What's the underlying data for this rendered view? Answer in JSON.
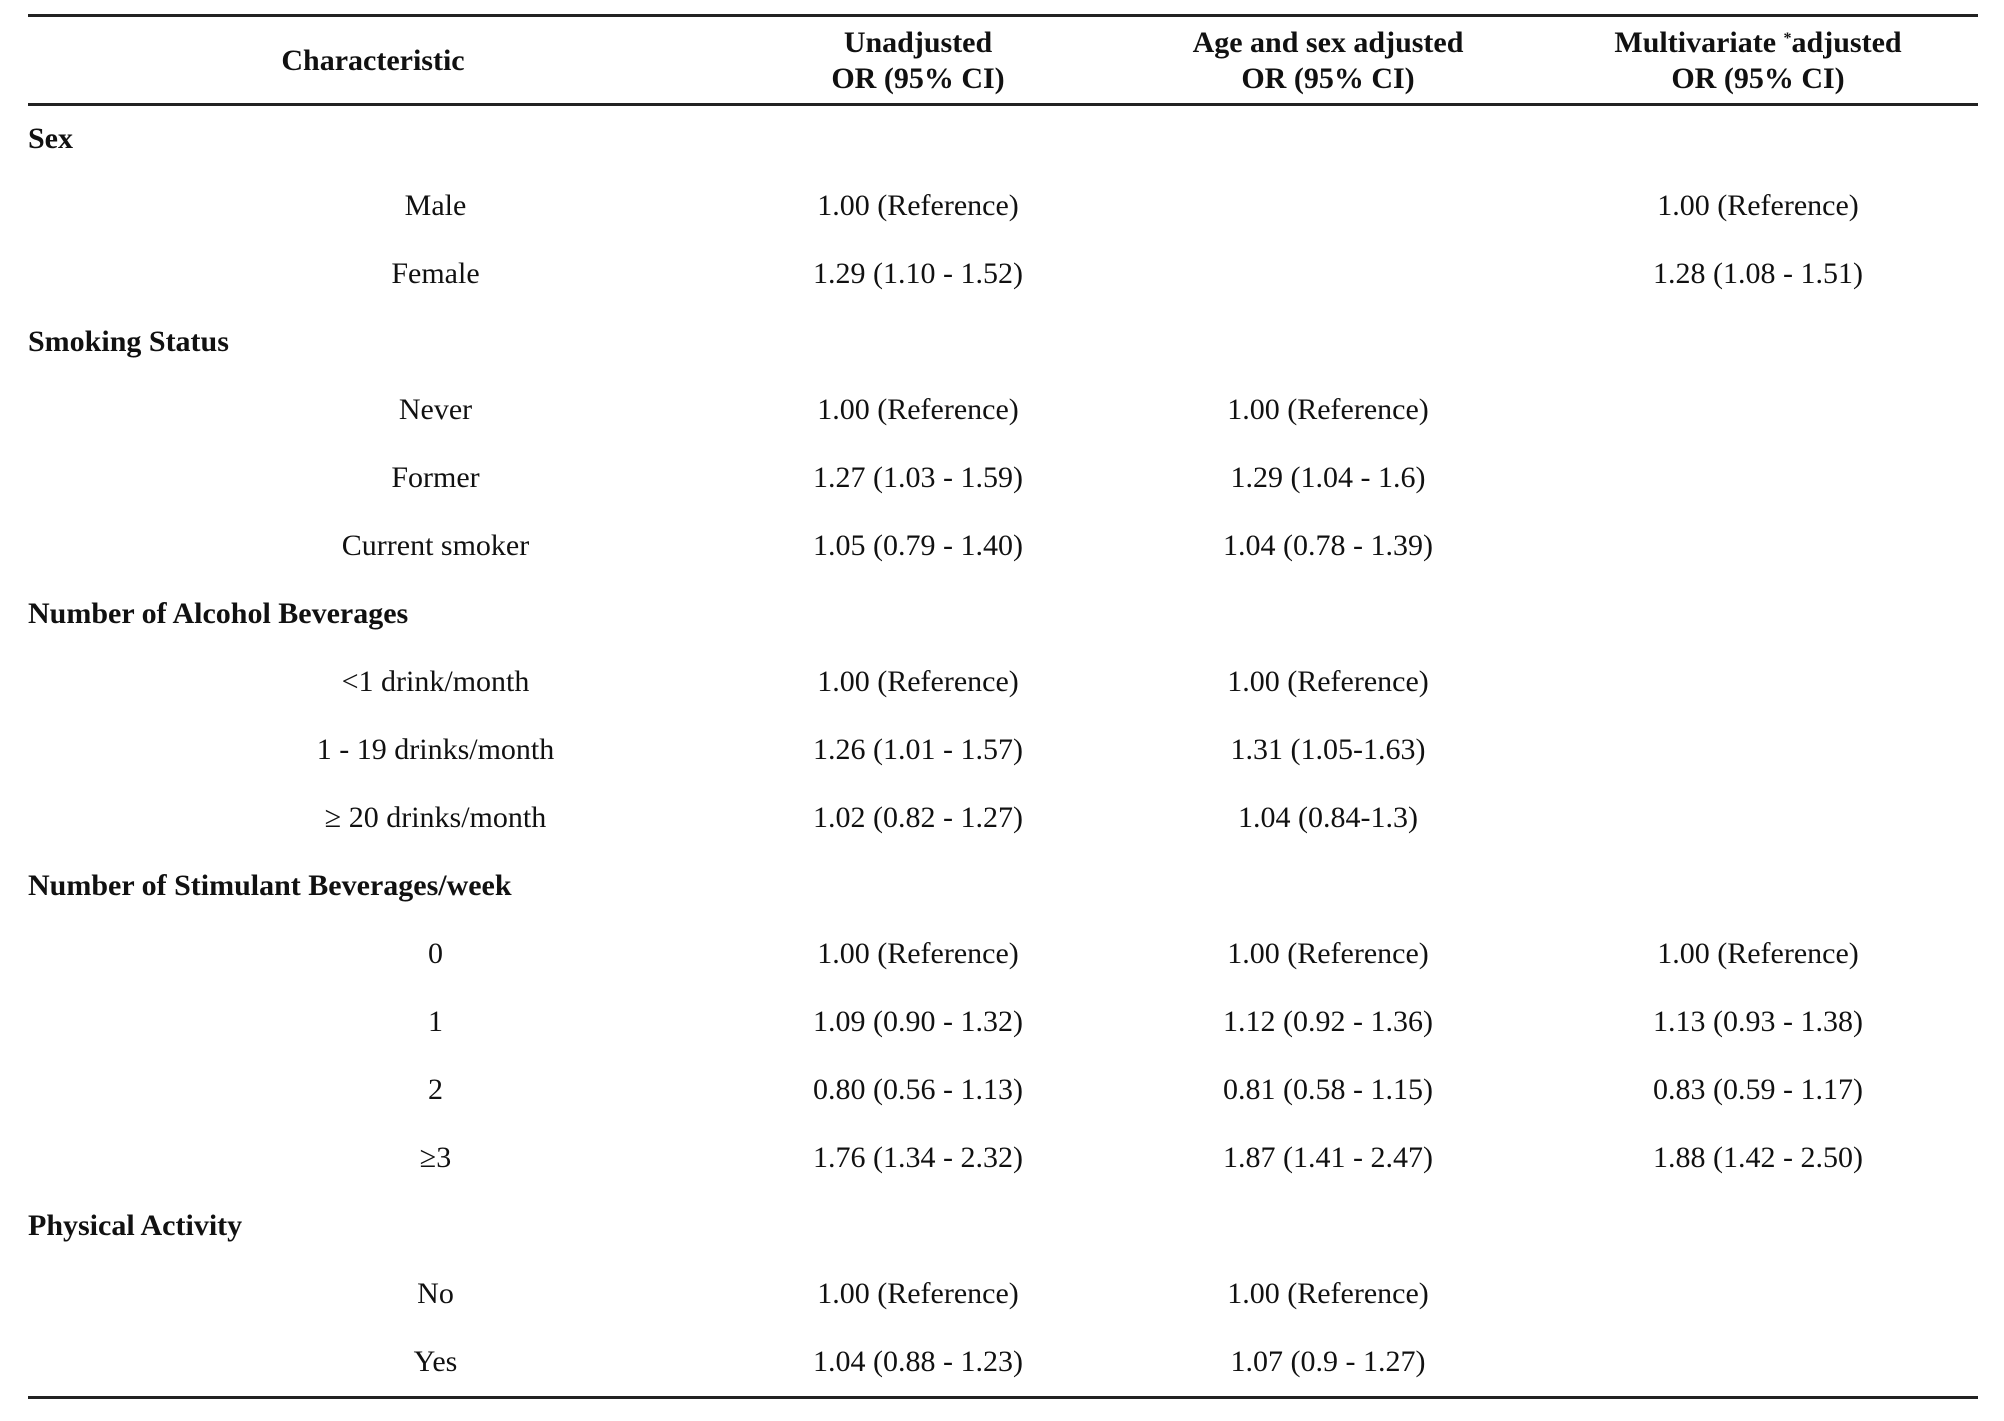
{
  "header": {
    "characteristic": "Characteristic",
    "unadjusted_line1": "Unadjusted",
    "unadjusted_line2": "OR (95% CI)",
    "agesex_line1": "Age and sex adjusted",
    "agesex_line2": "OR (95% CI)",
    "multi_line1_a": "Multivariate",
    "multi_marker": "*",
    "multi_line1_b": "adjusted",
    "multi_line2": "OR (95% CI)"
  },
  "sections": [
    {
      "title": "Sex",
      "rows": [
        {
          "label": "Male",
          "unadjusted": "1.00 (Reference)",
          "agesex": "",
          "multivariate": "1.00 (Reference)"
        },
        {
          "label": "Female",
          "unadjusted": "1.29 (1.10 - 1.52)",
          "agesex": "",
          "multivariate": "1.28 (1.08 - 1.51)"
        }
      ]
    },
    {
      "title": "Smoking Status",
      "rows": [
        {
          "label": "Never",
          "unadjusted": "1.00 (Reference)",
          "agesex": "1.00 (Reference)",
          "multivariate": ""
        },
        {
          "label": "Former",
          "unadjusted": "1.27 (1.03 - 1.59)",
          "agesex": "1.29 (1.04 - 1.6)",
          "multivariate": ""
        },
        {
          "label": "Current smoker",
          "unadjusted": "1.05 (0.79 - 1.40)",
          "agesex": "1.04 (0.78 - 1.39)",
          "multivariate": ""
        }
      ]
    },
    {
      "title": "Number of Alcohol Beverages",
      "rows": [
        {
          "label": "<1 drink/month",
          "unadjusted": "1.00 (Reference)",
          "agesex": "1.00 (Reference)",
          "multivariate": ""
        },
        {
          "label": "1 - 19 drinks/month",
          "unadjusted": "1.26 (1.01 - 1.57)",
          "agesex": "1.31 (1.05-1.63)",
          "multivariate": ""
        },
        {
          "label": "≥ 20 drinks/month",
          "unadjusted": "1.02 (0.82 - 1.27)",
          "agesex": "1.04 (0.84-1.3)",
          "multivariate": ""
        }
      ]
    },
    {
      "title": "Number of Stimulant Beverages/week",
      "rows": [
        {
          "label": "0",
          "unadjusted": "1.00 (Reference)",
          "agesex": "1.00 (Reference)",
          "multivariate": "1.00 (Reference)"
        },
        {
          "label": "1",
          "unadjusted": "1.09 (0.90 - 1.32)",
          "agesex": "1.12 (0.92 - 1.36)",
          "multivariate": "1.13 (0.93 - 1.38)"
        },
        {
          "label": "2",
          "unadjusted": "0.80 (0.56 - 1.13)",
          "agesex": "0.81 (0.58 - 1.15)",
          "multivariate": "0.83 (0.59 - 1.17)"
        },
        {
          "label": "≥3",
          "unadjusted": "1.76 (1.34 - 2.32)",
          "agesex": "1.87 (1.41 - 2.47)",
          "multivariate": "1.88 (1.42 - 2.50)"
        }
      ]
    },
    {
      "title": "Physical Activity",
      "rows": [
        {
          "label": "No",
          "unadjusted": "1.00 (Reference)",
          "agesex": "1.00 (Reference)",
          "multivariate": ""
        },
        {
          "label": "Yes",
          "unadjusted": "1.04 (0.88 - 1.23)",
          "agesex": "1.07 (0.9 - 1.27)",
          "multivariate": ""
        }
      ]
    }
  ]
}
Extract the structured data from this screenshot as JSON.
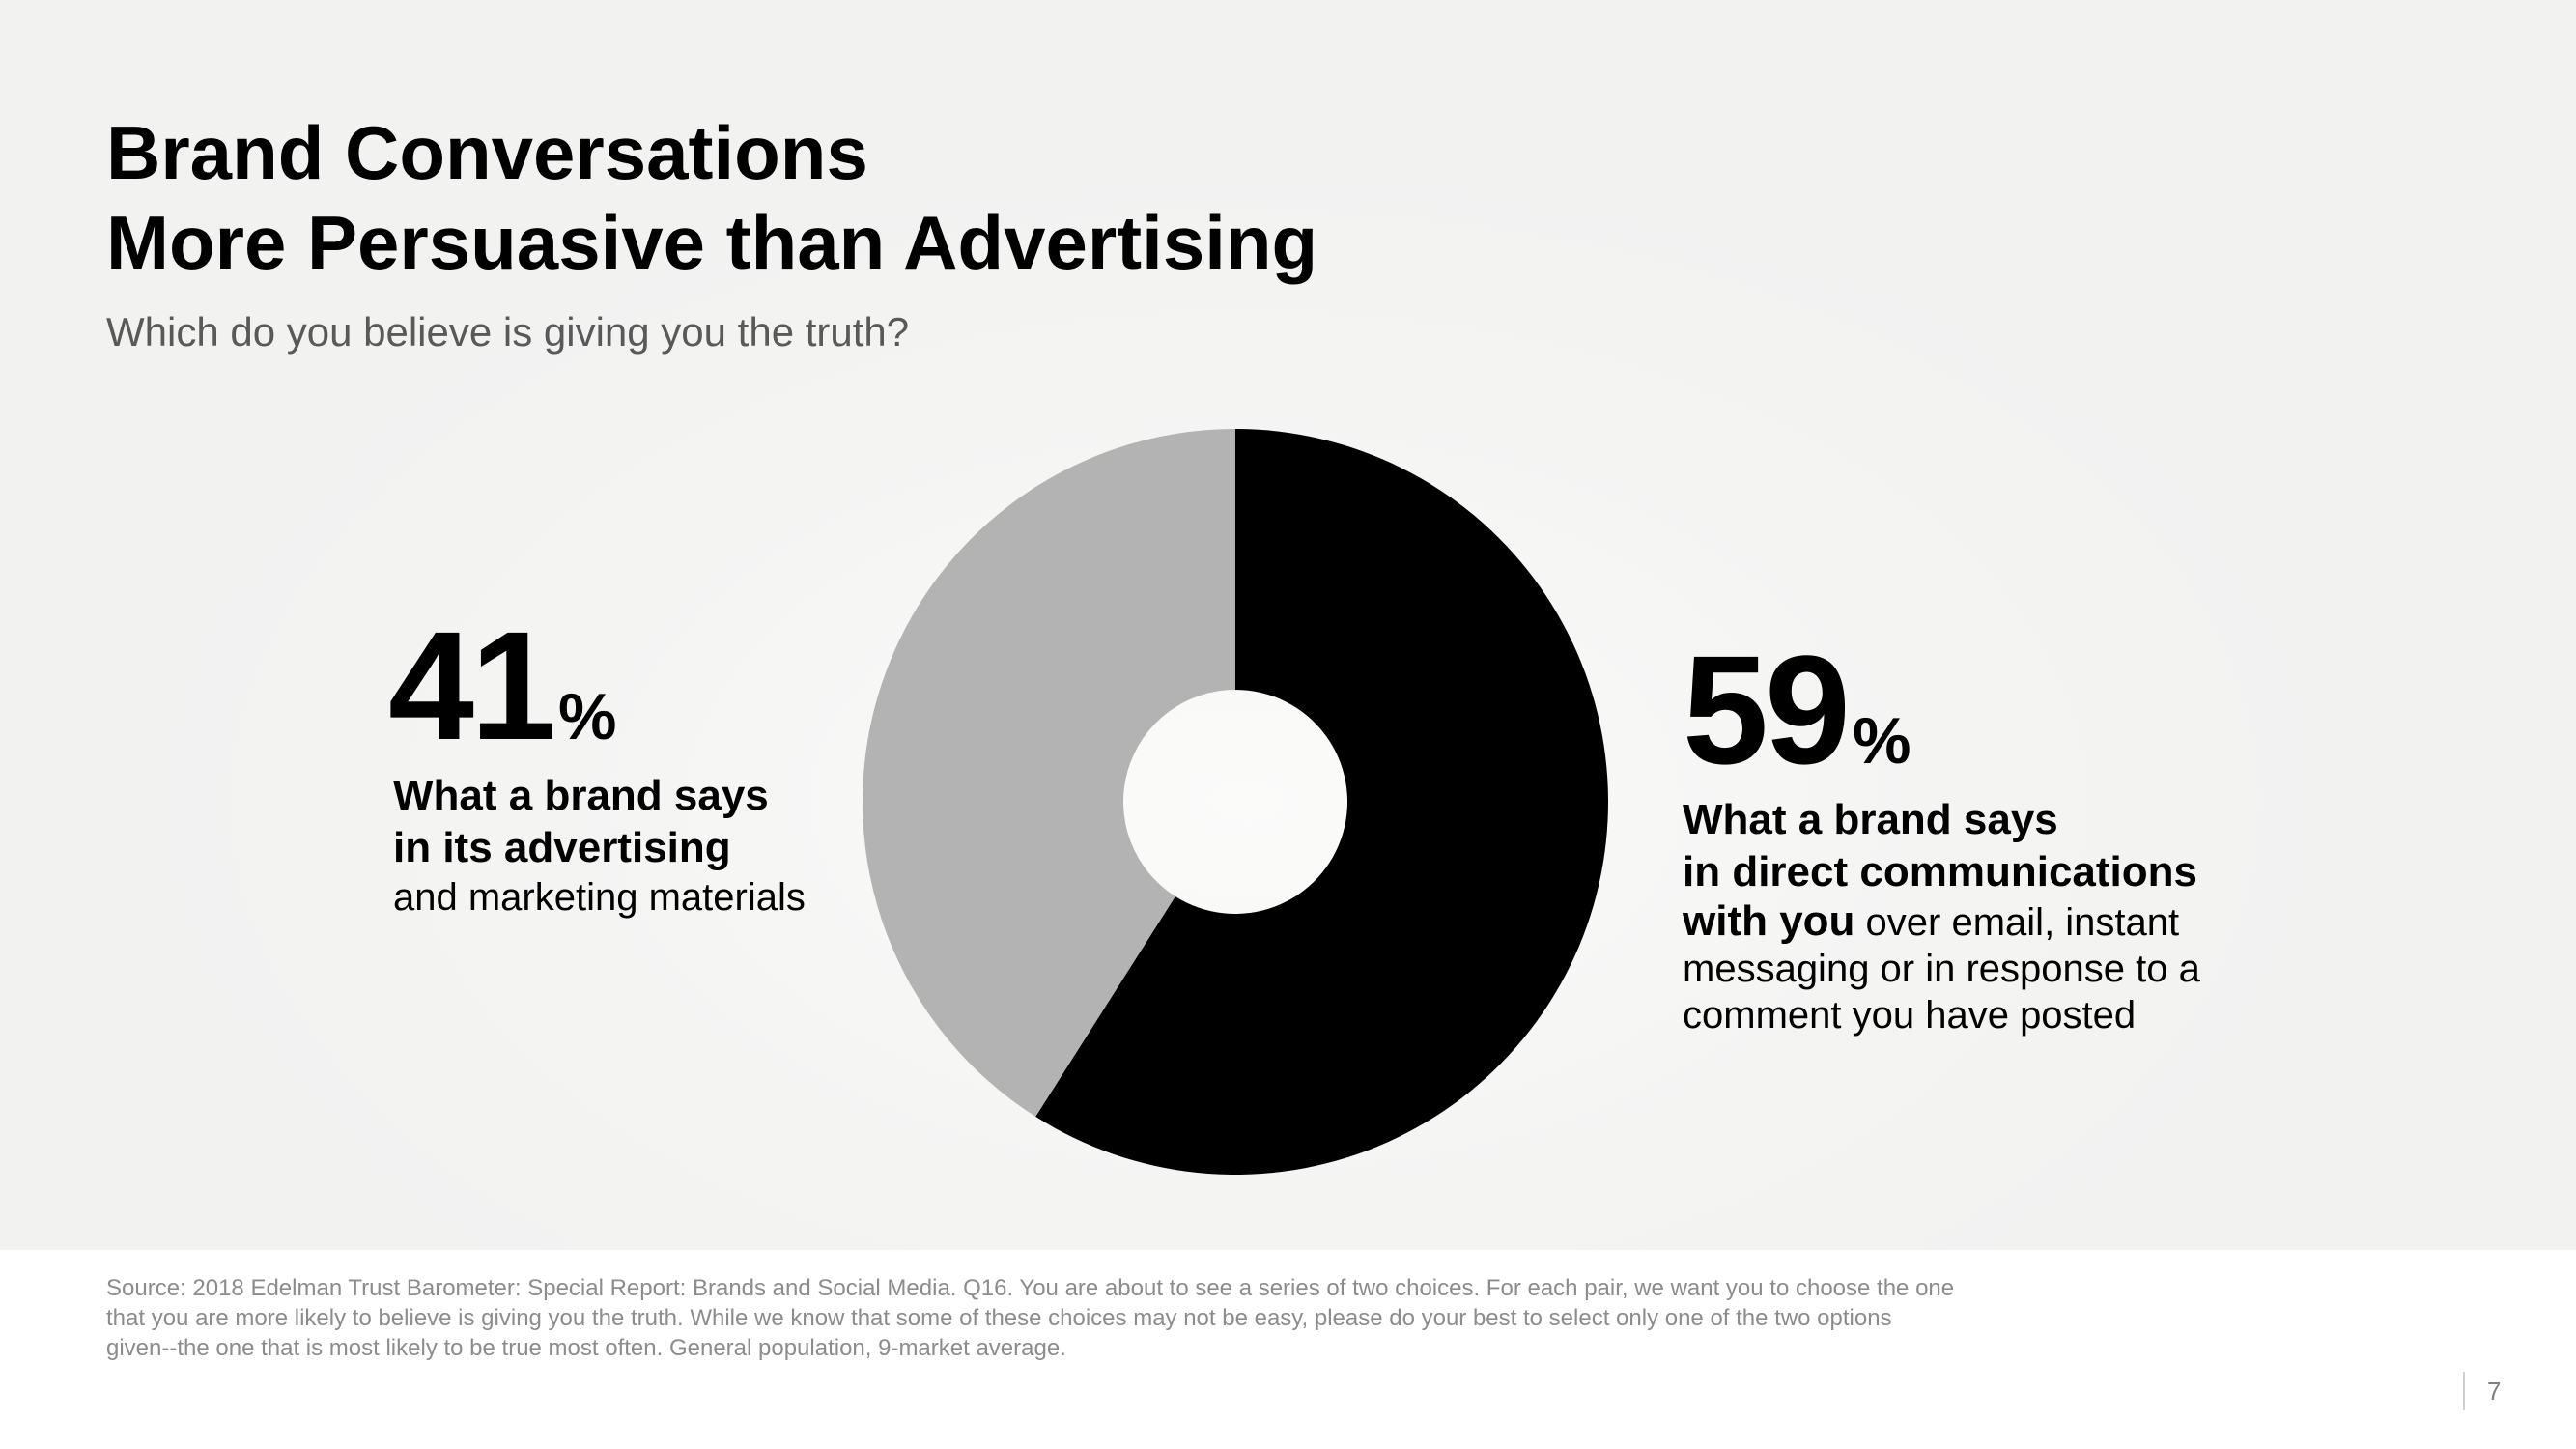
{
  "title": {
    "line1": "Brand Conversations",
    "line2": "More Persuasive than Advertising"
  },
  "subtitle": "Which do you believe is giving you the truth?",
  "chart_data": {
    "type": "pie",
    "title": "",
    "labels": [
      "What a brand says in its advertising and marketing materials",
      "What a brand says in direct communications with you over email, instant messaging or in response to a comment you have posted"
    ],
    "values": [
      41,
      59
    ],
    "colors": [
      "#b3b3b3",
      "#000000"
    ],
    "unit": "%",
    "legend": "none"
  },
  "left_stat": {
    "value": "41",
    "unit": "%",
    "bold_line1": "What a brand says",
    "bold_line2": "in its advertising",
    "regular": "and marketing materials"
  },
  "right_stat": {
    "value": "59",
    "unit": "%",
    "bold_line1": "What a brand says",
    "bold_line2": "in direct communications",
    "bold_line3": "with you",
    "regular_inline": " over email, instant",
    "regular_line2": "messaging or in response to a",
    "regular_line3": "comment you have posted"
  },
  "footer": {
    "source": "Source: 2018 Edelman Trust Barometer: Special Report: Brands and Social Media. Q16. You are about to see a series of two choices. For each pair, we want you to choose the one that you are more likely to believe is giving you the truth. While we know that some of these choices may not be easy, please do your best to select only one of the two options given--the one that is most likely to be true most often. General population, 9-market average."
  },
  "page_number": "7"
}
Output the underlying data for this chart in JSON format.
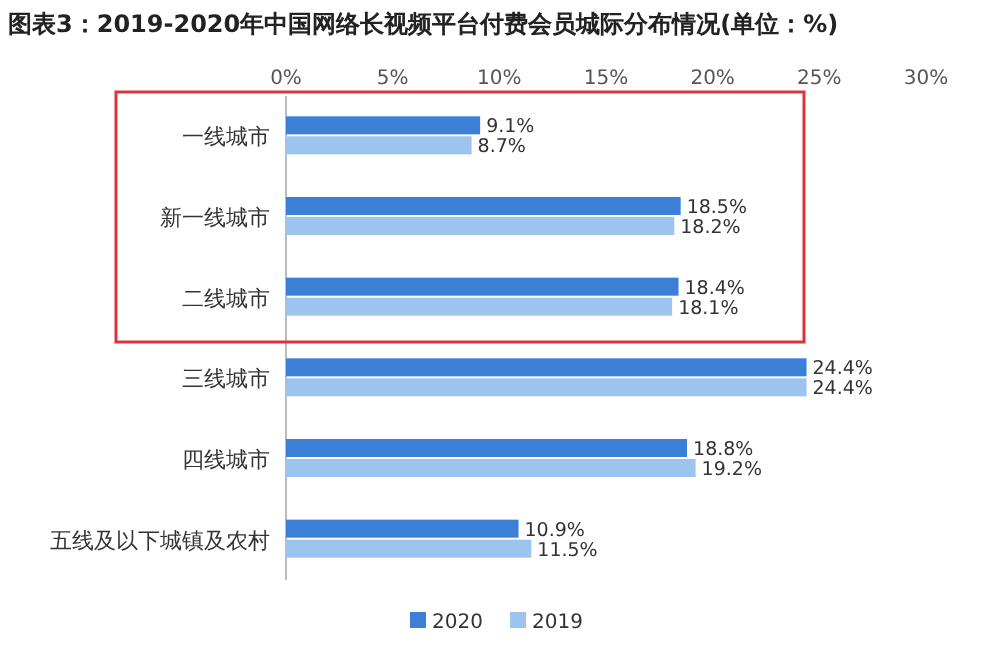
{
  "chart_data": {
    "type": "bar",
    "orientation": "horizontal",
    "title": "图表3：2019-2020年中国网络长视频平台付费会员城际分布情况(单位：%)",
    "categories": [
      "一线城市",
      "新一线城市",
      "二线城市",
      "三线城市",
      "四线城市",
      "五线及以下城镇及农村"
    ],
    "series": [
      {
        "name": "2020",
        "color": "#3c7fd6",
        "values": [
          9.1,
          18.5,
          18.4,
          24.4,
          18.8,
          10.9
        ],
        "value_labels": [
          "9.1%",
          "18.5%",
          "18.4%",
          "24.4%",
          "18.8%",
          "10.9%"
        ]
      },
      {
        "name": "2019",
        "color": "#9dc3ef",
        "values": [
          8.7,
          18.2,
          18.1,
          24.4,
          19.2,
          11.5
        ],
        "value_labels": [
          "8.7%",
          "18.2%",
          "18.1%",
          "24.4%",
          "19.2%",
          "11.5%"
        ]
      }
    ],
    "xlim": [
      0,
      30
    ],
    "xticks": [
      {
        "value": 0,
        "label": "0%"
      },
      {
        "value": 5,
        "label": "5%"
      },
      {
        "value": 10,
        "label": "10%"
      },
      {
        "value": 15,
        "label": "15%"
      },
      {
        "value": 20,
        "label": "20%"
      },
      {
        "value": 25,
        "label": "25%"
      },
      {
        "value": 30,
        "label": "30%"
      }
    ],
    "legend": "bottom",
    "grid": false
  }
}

Exercise details: Gather up, from the records above, each line where the word "giving" appears.

Exercise response:
  "subtitle": "Which do you believe is giving you the truth?",
    "source": "Source: 2018 Edelman Trust Barometer: Special Report: Brands and Social Media. Q16. You are about to see a series of two choices. For each pair, we want you to choose the one that you are more likely to believe is giving you the truth. While we know that some of these choices may not be easy, please do your best to select only one of the two options given--the one that is most likely to be true most often. General population, 9-market average."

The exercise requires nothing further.